> _STATED GOAL_
Repeat each line of the material below exactly as it appears, minus any pictures.

> _Saved entries_
______

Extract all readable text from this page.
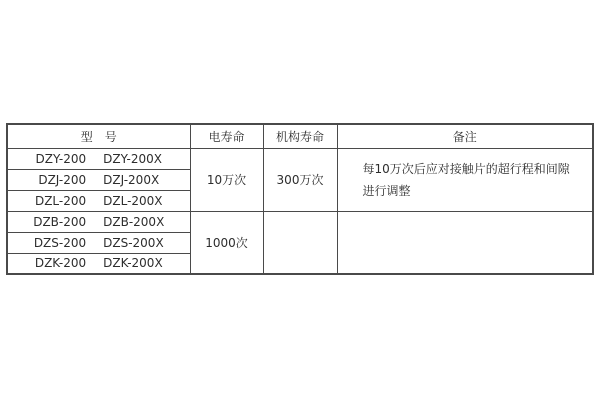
型　号	电寿命	机构寿命	备注
DZY-200 DZY-200X	10万次	300万次	每10万次后应对接触片的超行程和间隙
进行调整

DZJ-200 DZJ-200X			
DZL-200 DZL-200X			
DZB-200 DZB-200X	1000次		

DZS-200 DZS-200X			
DZK-200 DZK-200X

______

> _RESULT FOR THIS EXERCISE_
Extract all readable text from this page.
型　号	电寿命	机构寿命	备注
DZY-200 DZY-200X	10万次	300万次	每10万次后应对接触片的超行程和间隙
进行调整

DZJ-200 DZJ-200X			
DZL-200 DZL-200X			
DZB-200 DZB-200X	1000次		

DZS-200 DZS-200X			
DZK-200 DZK-200X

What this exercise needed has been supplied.